Work required: Extend the forum thread in which members list the books they are reading, starting after its last post.

Text block:
____________

Link Posted: 4/20/2017 2:33:13 AM EDT
[Last Edit: mPisi] [#2]
Just scored a 1918 first edition of McBride's The Emma Gees on Ebay.  I feel the need to crow but didn't want to start a new thread on it.  Not great condition but will be interesting to see.  I've only read the text version before.  I was not even looking for it, but I have a daily search running for "trench map" and it showed up since it has a trench map illustration.
Link Posted: 4/20/2017 1:24:21 PM EDT
[#3]
Currently reading Rogue Heroes by Ben Macintyre about the SAS in WWII in North Africa.
Link Posted: 4/22/2017 11:02:50 AM EDT
[#4]
Finished-

Dancer's Lament - Ian c. Esslemont

Night of knives - Ian c. Esslemont

Malazan world fantasy..Although neither compares to the Erikson books.

It - Stephen King

Starting-- American Assassin, by Vince Flynn
Link Posted: 4/23/2017 8:26:17 AM EDT
[#5]
Just started reading Dmitriy Loza's Fighting For the Soviet Motherland. It's the only account I've read from a Matilda crewman (funny, no Englishman ever wrote or cared to write about his experience in that vehicle). Anyway, Loza mentions a defector who was taken into the Gehlen Organization and was trained in Berlin for 8 months before being infiltrated back into the Soviet Union via Iran/Persia.

I supposed the traitor's route would be via Turkey into Syria and then Iraq before Iran. I didn't realize the Gehlen Organization reach was that far (I knew they were in Syria because Syria was part of Vichy France). Said traitor came forward post-war but Smersh learned from Loza and other survivors from Loza's unit about the desertion. Smersh then squeezed the rest of the story out of the defector/deserter. While Loza does not mention what happened to him (he was handled according to the law), we all know what Soviet justice does.

Elsewhere Loza mentions that the T-34 of 1942-43 all had a lot of spalling. Loss of some mines in Ukraine meant that a certain component was unavailable for tank production and this made their steel very hard (brittle). So, even if there was no penetration, crews would be injured by spalling. Smersh investigated it and searched for the parties responsible for "counter-revolutionary sabotage" and it wasn't until injured survivors reported the defective armor that the issue was closed by Smersh. Still, because nothing could be done, the Soviets still churned out tanks with brittle armor.
Link Posted: 4/24/2017 10:28:50 PM EDT
[#6]
Finished up this


and started this

Link Posted: 4/28/2017 7:44:45 PM EDT
[#7]
Just finished this...


Now reading this...
Link Posted: 4/28/2017 8:22:16 PM EDT
[#8]
"No more dragons"

Jim Burgen
Link Posted: 4/30/2017 8:28:38 PM EDT
[#9]
Sherlock's Marches and Battles of the 100th Indiana Infantry. One of its member was Theodore Upson.
Link Posted: 4/30/2017 9:56:08 PM EDT
[#10]
Link Posted: 5/2/2017 10:17:01 AM EDT
[#11]
Coughlin & Bruning's Shock Factor.

____________

Stored rows:
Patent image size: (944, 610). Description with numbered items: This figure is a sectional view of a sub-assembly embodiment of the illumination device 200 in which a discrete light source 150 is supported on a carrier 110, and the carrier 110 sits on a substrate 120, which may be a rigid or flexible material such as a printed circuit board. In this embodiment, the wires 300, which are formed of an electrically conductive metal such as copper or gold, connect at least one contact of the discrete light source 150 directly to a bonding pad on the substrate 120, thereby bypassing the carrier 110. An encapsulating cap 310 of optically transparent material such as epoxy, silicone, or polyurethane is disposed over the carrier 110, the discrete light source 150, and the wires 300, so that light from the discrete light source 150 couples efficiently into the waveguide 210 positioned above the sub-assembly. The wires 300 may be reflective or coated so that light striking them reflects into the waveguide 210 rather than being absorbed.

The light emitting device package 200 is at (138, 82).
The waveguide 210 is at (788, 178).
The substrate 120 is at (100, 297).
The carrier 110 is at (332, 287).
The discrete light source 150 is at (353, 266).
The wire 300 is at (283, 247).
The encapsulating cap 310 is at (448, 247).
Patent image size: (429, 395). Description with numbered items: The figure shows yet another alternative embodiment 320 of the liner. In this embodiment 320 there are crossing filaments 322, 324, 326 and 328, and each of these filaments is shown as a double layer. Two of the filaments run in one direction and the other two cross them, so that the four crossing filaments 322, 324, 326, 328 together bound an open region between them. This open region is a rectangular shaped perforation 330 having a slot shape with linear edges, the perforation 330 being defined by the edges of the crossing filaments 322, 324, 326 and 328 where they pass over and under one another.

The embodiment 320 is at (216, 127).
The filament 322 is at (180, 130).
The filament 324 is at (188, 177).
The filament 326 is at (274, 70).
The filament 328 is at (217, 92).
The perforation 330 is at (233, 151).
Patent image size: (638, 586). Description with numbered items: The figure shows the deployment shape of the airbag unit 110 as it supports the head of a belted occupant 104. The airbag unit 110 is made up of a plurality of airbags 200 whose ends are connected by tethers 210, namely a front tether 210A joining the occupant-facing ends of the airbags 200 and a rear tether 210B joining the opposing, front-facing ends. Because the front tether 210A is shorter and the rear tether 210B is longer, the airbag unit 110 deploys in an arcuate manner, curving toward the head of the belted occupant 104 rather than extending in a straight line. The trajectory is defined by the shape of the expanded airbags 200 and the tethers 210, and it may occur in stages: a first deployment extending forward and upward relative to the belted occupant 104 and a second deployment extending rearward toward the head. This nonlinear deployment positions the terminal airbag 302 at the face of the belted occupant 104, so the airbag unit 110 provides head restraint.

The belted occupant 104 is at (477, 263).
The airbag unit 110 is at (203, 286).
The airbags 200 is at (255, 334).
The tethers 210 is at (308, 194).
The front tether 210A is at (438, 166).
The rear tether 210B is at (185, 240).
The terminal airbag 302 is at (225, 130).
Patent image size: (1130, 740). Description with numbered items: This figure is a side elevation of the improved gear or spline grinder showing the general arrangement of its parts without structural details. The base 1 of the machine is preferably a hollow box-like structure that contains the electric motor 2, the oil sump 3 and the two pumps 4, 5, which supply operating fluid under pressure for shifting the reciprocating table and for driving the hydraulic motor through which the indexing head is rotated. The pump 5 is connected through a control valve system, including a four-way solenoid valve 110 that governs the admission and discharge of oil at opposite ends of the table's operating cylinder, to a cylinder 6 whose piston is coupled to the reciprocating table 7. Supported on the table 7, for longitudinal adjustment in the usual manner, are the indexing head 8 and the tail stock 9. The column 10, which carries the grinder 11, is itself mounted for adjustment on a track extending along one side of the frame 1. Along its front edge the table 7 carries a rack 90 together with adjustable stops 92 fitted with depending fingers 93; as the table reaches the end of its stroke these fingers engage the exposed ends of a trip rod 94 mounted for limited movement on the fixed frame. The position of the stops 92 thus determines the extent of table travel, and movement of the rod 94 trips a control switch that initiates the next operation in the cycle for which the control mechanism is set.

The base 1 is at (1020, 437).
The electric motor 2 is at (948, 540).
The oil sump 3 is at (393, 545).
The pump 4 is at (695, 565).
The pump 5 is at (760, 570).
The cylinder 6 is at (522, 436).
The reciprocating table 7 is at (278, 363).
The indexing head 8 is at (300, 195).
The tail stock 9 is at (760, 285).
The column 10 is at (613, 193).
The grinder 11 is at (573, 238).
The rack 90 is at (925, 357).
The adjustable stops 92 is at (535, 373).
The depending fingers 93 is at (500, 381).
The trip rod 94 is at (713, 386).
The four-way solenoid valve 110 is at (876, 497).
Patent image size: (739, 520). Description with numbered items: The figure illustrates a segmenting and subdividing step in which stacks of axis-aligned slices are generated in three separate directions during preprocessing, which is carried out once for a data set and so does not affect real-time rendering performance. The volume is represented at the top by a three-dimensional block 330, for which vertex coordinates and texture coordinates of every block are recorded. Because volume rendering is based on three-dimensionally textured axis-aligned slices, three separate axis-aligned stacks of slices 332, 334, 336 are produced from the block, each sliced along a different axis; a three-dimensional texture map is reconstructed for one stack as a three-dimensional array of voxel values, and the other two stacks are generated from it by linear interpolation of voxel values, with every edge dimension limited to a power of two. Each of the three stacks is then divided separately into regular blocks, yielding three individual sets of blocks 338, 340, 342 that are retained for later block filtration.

____________

Task output:
Link Posted: 5/5/2017 9:51:24 AM EDT
[Last Edit: Riter] [#12]
John Herberich's (sp) Masters of the Field. It's about the Fourth U.S. Cavalry Regiment (regulars) before and during the Civil War. Hebrich's relative was a sergeant in that unit. In the prologue I learned a lot about cavalry before the war (most of my reading was on infantry and artillery of the era).
Link Posted: 5/9/2017 8:21:54 PM EDT
[#13]
Managed to get sucked back into the Wheel of Time again.  Almost done with the Lords of Chaos.
Link Posted: 5/11/2017 5:58:08 PM EDT
[Last Edit: BakerMike] [#14]
Quicksilver by Neal Stephenson (19%) - enjoying this so far, but not quite sure where it's all going. Neal Stephenson is weird, y'all.

Python Crash Course by Eric Matthes (17%) - much more readable than the other python textbook I was working on before. Still pretty dull going.

A Mile in Their Shoes: Conversations with Veterans of WWII by Aaron Elson (41%) - enjoying this quite a lot. It's all transcripts of interviews rather than an edited narrative, so you get a real sense of the way stories sometimes meander and branch off, or the way some guys just won't talk about certain subjects.

Remembering Babylon by David Malouf (about 2/3rds of the way?) - I'm not really feeling this one yet. Hopefully it'll grab me in the home stretch.

ETA: Oh my God, I just remembered. The other day in the "off-topic" channel of the office Slack, my boss remarked (to general befuddlement) that amazon had suggested to him He Became a Farm Girl: A Transgender Novella by one Susan Donym (get it? Sue Donym? eh? wink-wink, nudge-nudge? eh?).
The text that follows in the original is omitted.